- _WHAT NEEDS TO BE DONE_: Using the records provided below, locate and copy each line that contains the word "value".

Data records
• • • • •

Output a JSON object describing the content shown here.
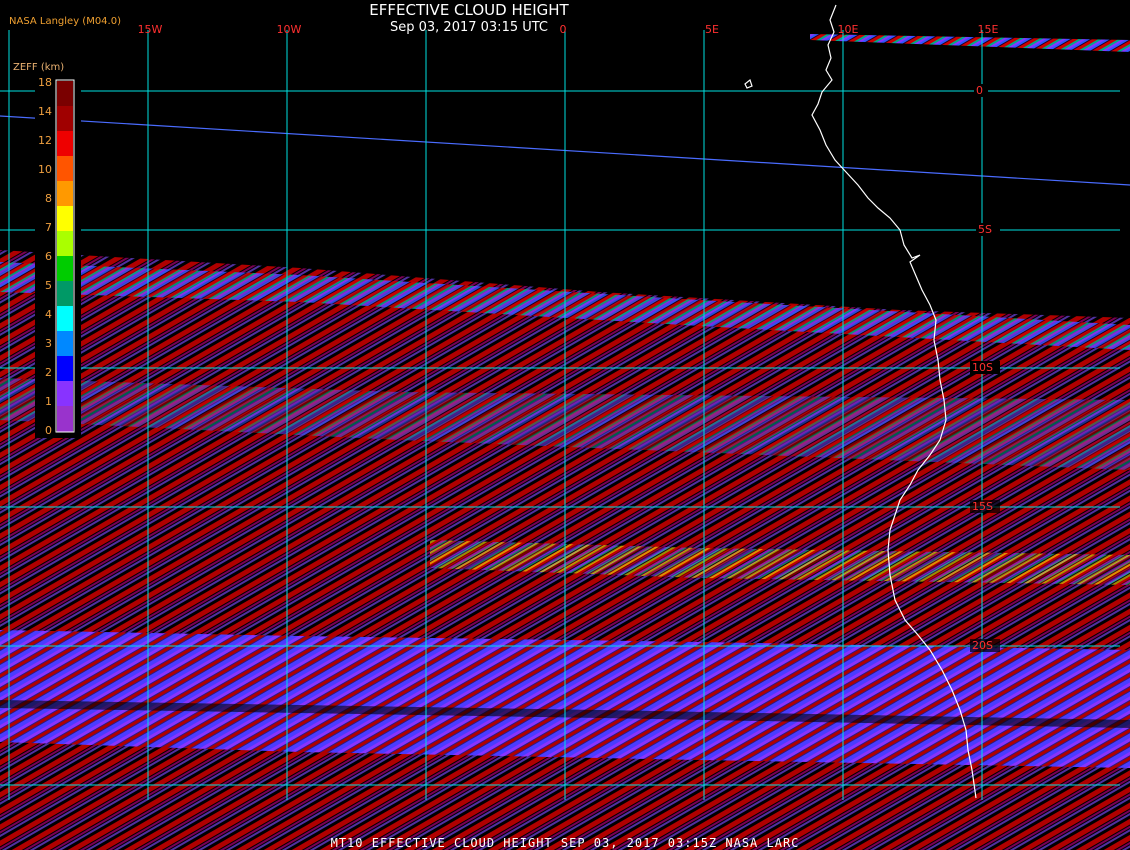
{
  "header": {
    "credit": "NASA Langley (M04.0)",
    "title": "EFFECTIVE CLOUD HEIGHT",
    "subtitle": "Sep 03, 2017 03:15 UTC"
  },
  "footer": {
    "caption": "MT10  EFFECTIVE CLOUD HEIGHT   SEP 03, 2017 03:15Z   NASA LARC"
  },
  "colorbar": {
    "label": "ZEFF (km)",
    "ticks": [
      "18",
      "14",
      "12",
      "10",
      "8",
      "7",
      "6",
      "5",
      "4",
      "3",
      "2",
      "1",
      "0"
    ],
    "colors": [
      "#7a0000",
      "#a00000",
      "#ee0000",
      "#ff5500",
      "#ff9900",
      "#ffff00",
      "#aaff00",
      "#00cc00",
      "#009966",
      "#00ffff",
      "#0088ff",
      "#0000ff",
      "#8833ff",
      "#9933cc"
    ]
  },
  "map": {
    "projection_grid": "5 degree lat/lon",
    "longitude_labels": [
      "15W",
      "10W",
      "0",
      "5E",
      "10E",
      "15E"
    ],
    "latitude_labels": [
      "0",
      "5S",
      "10S",
      "15S",
      "20S"
    ],
    "colors": {
      "grid": "#00e0e0",
      "coastline": "#ffffff",
      "labels": "#ff3030",
      "background": "#000000",
      "swath_red": "#b00000",
      "swath_blue": "#4a3cff",
      "swath_purple": "#8833ff"
    }
  }
}
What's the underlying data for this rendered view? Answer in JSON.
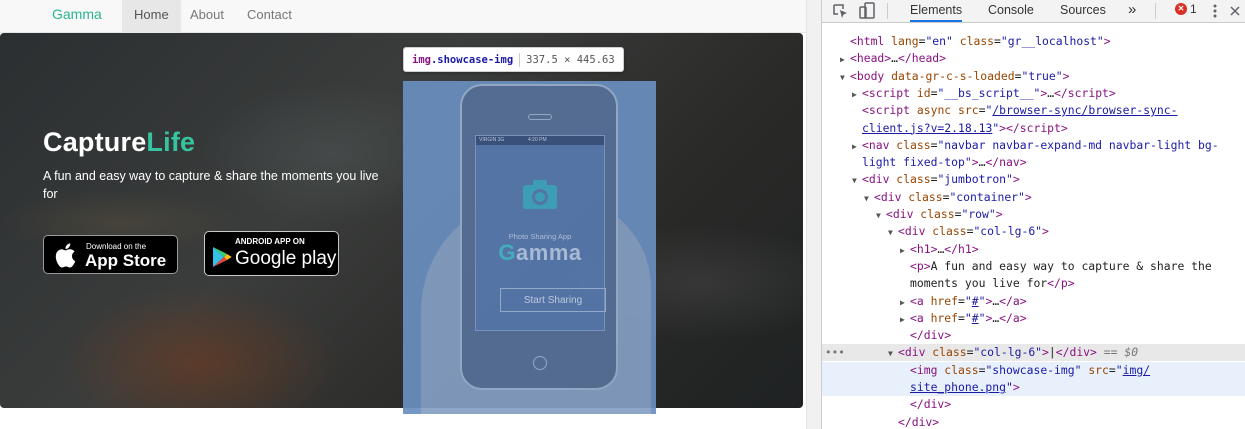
{
  "site": {
    "brand": "Gamma",
    "nav": [
      "Home",
      "About",
      "Contact"
    ],
    "active_nav": "Home",
    "hero_title_main": "Capture",
    "hero_title_accent": "Life",
    "hero_text": "A fun and easy way to capture & share the moments you live for",
    "appstore": {
      "small": "Download on the",
      "big": "App Store"
    },
    "googleplay": {
      "small": "ANDROID APP ON",
      "big": "Google play"
    },
    "phone": {
      "status_left": "VIRGIN 3G",
      "status_time": "4:20 PM",
      "caption": "Photo Sharing App",
      "app_name_first": "G",
      "app_name_rest": "amma",
      "button": "Start Sharing"
    },
    "tooltip": {
      "tag": "img",
      "class": ".showcase-img",
      "dims": "337.5 × 445.63"
    }
  },
  "devtools": {
    "tabs": [
      "Elements",
      "Console",
      "Sources"
    ],
    "active_tab": "Elements",
    "more": "»",
    "error_count": "1",
    "error_badge": "✕"
  },
  "dom": [
    {
      "indent": 1,
      "tri": "",
      "html": "<span class=t>&lt;html</span> <span class=a>lang</span>=<span class=v>\"en\"</span> <span class=a>class</span>=<span class=v>\"gr__localhost\"</span><span class=t>&gt;</span>"
    },
    {
      "indent": 1,
      "tri": "▶",
      "html": "<span class=t>&lt;head&gt;</span>…<span class=t>&lt;/head&gt;</span>"
    },
    {
      "indent": 1,
      "tri": "▼",
      "html": "<span class=t>&lt;body</span> <span class=a>data-gr-c-s-loaded</span>=<span class=v>\"true\"</span><span class=t>&gt;</span>"
    },
    {
      "indent": 2,
      "tri": "▶",
      "html": "<span class=t>&lt;script</span> <span class=a>id</span>=<span class=v>\"__bs_script__\"</span><span class=t>&gt;</span>…<span class=t>&lt;/script&gt;</span>"
    },
    {
      "indent": 2,
      "tri": "",
      "html": "<span class=t>&lt;script</span> <span class=a>async</span> <span class=a>src</span>=<span class=v>\"</span><span class=u>/browser-sync/browser-sync-</span>"
    },
    {
      "indent": 2,
      "tri": "",
      "html": "<span class=u>client.js?v=2.18.13</span><span class=v>\"</span><span class=t>&gt;&lt;/script&gt;</span>"
    },
    {
      "indent": 2,
      "tri": "▶",
      "html": "<span class=t>&lt;nav</span> <span class=a>class</span>=<span class=v>\"navbar navbar-expand-md navbar-light bg-</span>"
    },
    {
      "indent": 2,
      "tri": "",
      "html": "<span class=v>light fixed-top\"</span><span class=t>&gt;</span>…<span class=t>&lt;/nav&gt;</span>"
    },
    {
      "indent": 2,
      "tri": "▼",
      "html": "<span class=t>&lt;div</span> <span class=a>class</span>=<span class=v>\"jumbotron\"</span><span class=t>&gt;</span>"
    },
    {
      "indent": 3,
      "tri": "▼",
      "html": "<span class=t>&lt;div</span> <span class=a>class</span>=<span class=v>\"container\"</span><span class=t>&gt;</span>"
    },
    {
      "indent": 4,
      "tri": "▼",
      "html": "<span class=t>&lt;div</span> <span class=a>class</span>=<span class=v>\"row\"</span><span class=t>&gt;</span>"
    },
    {
      "indent": 5,
      "tri": "▼",
      "html": "<span class=t>&lt;div</span> <span class=a>class</span>=<span class=v>\"col-lg-6\"</span><span class=t>&gt;</span>"
    },
    {
      "indent": 6,
      "tri": "▶",
      "html": "<span class=t>&lt;h1&gt;</span>…<span class=t>&lt;/h1&gt;</span>"
    },
    {
      "indent": 6,
      "tri": "",
      "html": "<span class=t>&lt;p&gt;</span><span class=c>A fun and easy way to capture &amp; share the</span>"
    },
    {
      "indent": 6,
      "tri": "",
      "html": "<span class=c>moments you live for</span><span class=t>&lt;/p&gt;</span>"
    },
    {
      "indent": 6,
      "tri": "▶",
      "html": "<span class=t>&lt;a</span> <span class=a>href</span>=<span class=v>\"</span><span class=u>#</span><span class=v>\"</span><span class=t>&gt;</span>…<span class=t>&lt;/a&gt;</span>"
    },
    {
      "indent": 6,
      "tri": "▶",
      "html": "<span class=t>&lt;a</span> <span class=a>href</span>=<span class=v>\"</span><span class=u>#</span><span class=v>\"</span><span class=t>&gt;</span>…<span class=t>&lt;/a&gt;</span>"
    },
    {
      "indent": 6,
      "tri": "",
      "html": "<span class=t>&lt;/div&gt;</span>"
    },
    {
      "indent": 5,
      "tri": "▼",
      "html": "<span class=t>&lt;div</span> <span class=a>class</span>=<span class=v>\"col-lg-6\"</span><span class=t>&gt;</span>|<span class=t>&lt;/div&gt;</span> <span class=eq>== $0</span>",
      "state": "selected"
    },
    {
      "indent": 6,
      "tri": "",
      "html": "<span class=t>&lt;img</span> <span class=a>class</span>=<span class=v>\"showcase-img\"</span> <span class=a>src</span>=<span class=v>\"</span><span class=u>img/</span>",
      "state": "hover"
    },
    {
      "indent": 6,
      "tri": "",
      "html": "<span class=u>site_phone.png</span><span class=v>\"</span><span class=t>&gt;</span>",
      "state": "hover"
    },
    {
      "indent": 6,
      "tri": "",
      "html": "<span class=t>&lt;/div&gt;</span>"
    },
    {
      "indent": 5,
      "tri": "",
      "html": "<span class=t>&lt;/div&gt;</span>"
    }
  ]
}
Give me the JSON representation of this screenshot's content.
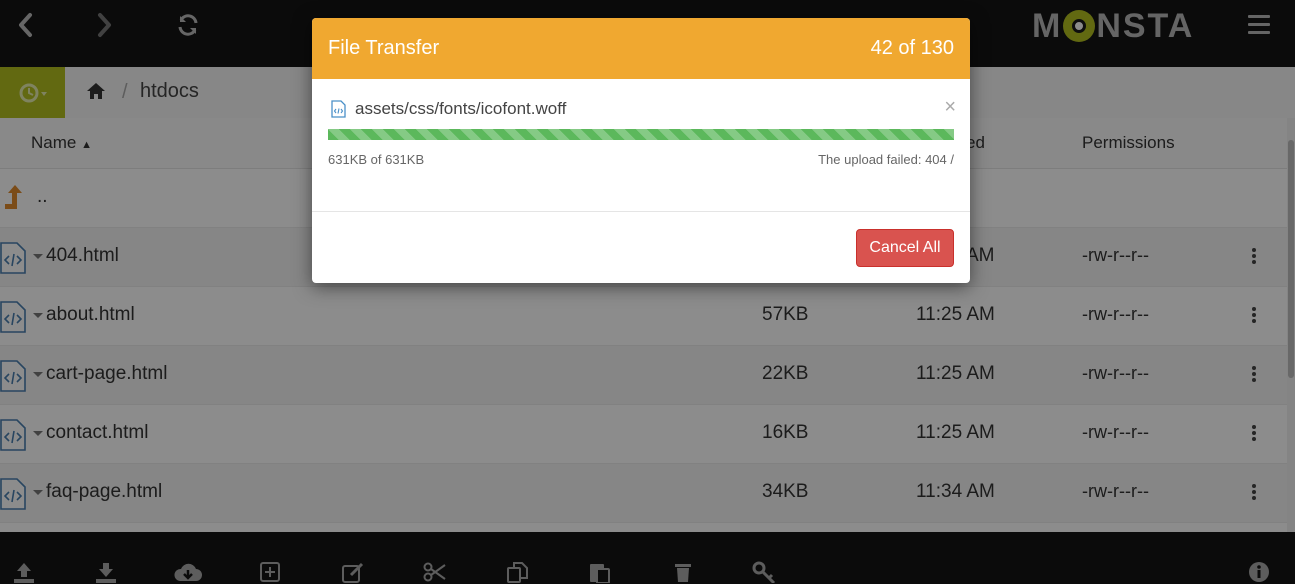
{
  "app": {
    "logo_text": "MONSTA",
    "colors": {
      "accent": "#b2c020",
      "modal_header": "#f0a830",
      "danger": "#d9534f",
      "progress": "#5cb85c"
    }
  },
  "toolbar": {
    "icons": [
      "back-icon",
      "forward-icon",
      "refresh-icon",
      "menu-icon"
    ]
  },
  "breadcrumb": {
    "home_icon": "home-icon",
    "separator": "/",
    "directory": "htdocs"
  },
  "file_list": {
    "columns": {
      "name": "Name",
      "name_sort": "▲",
      "modified_partial": "ed",
      "permissions": "Permissions"
    },
    "parent_label": "..",
    "rows": [
      {
        "name": "404.html",
        "size": "",
        "modified": "AM",
        "permissions": "-rw-r--r--"
      },
      {
        "name": "about.html",
        "size": "57KB",
        "modified": "11:25 AM",
        "permissions": "-rw-r--r--"
      },
      {
        "name": "cart-page.html",
        "size": "22KB",
        "modified": "11:25 AM",
        "permissions": "-rw-r--r--"
      },
      {
        "name": "contact.html",
        "size": "16KB",
        "modified": "11:25 AM",
        "permissions": "-rw-r--r--"
      },
      {
        "name": "faq-page.html",
        "size": "34KB",
        "modified": "11:34 AM",
        "permissions": "-rw-r--r--"
      }
    ]
  },
  "bottom_toolbar": {
    "icons": [
      "upload-icon",
      "download-icon",
      "cloud-download-icon",
      "new-folder-icon",
      "edit-icon",
      "cut-icon",
      "copy-icon",
      "paste-icon",
      "delete-icon",
      "key-icon",
      "info-icon"
    ]
  },
  "transfer_modal": {
    "title": "File Transfer",
    "count": "42 of 130",
    "path": "assets/css/fonts/icofont.woff",
    "close": "×",
    "progress_percent": 100,
    "bytes": "631KB of 631KB",
    "status": "The upload failed: 404 /",
    "cancel_label": "Cancel All"
  }
}
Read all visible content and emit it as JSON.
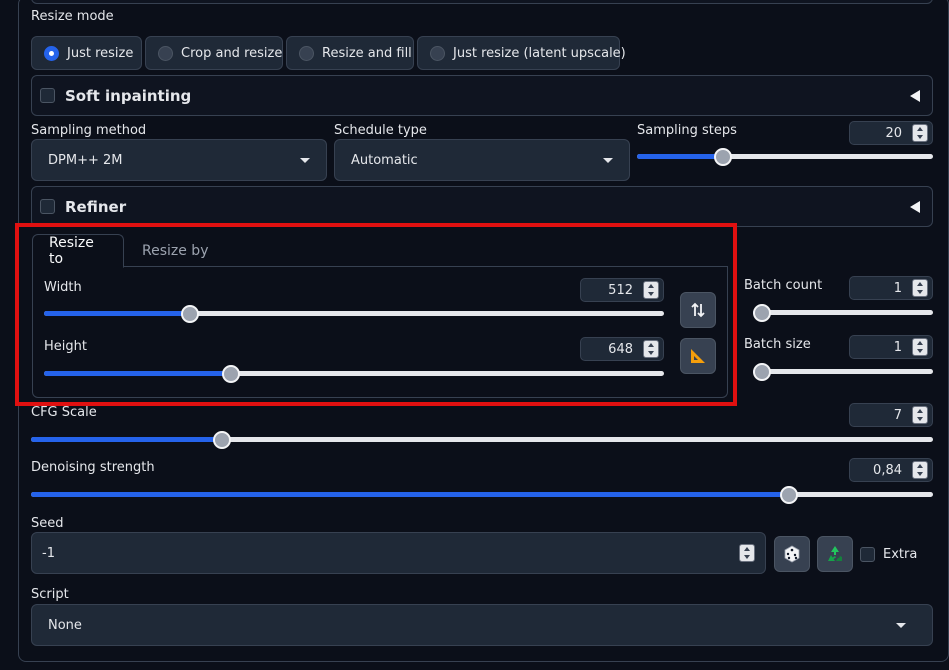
{
  "resize_mode": {
    "label": "Resize mode",
    "options": [
      {
        "label": "Just resize",
        "selected": true
      },
      {
        "label": "Crop and resize",
        "selected": false
      },
      {
        "label": "Resize and fill",
        "selected": false
      },
      {
        "label": "Just resize (latent upscale)",
        "selected": false
      }
    ]
  },
  "soft_inpainting": {
    "label": "Soft inpainting",
    "checked": false
  },
  "sampling_method": {
    "label": "Sampling method",
    "value": "DPM++ 2M"
  },
  "schedule_type": {
    "label": "Schedule type",
    "value": "Automatic"
  },
  "sampling_steps": {
    "label": "Sampling steps",
    "value": "20",
    "fraction": 0.29
  },
  "refiner": {
    "label": "Refiner",
    "checked": false
  },
  "tabs": [
    {
      "label": "Resize to",
      "active": true
    },
    {
      "label": "Resize by",
      "active": false
    }
  ],
  "width": {
    "label": "Width",
    "value": "512",
    "fraction": 0.235
  },
  "height": {
    "label": "Height",
    "value": "648",
    "fraction": 0.301
  },
  "batch_count": {
    "label": "Batch count",
    "value": "1",
    "fraction": 0.0
  },
  "batch_size": {
    "label": "Batch size",
    "value": "1",
    "fraction": 0.0
  },
  "cfg_scale": {
    "label": "CFG Scale",
    "value": "7",
    "fraction": 0.212
  },
  "denoising_strength": {
    "label": "Denoising strength",
    "value": "0,84",
    "fraction": 0.84
  },
  "seed": {
    "label": "Seed",
    "value": "-1",
    "extra_label": "Extra"
  },
  "script": {
    "label": "Script",
    "value": "None"
  },
  "icons": {
    "swap": "swap-dimensions-icon",
    "ruler": "triangle-ruler-icon",
    "dice": "dice-icon",
    "recycle": "recycle-icon"
  },
  "colors": {
    "accent": "#2563eb",
    "highlight_box": "#e01010",
    "background": "#0b0f19"
  }
}
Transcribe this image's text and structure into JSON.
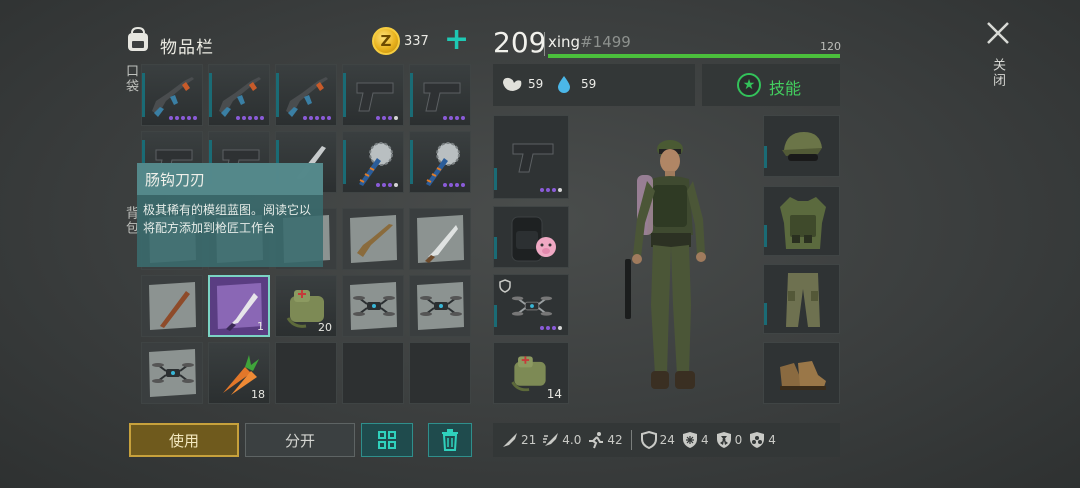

• • • • •

- _SOLUTION_:
    "value": "DPM++ 2M"
    "value": "Automatic"
    "value": "20",
    "value": "512",
    "value": "648",
    "value": "1",
    "value": "1",
    "value": "7",
    "value": "0,84",
    "value": "-1",
    "value": "None"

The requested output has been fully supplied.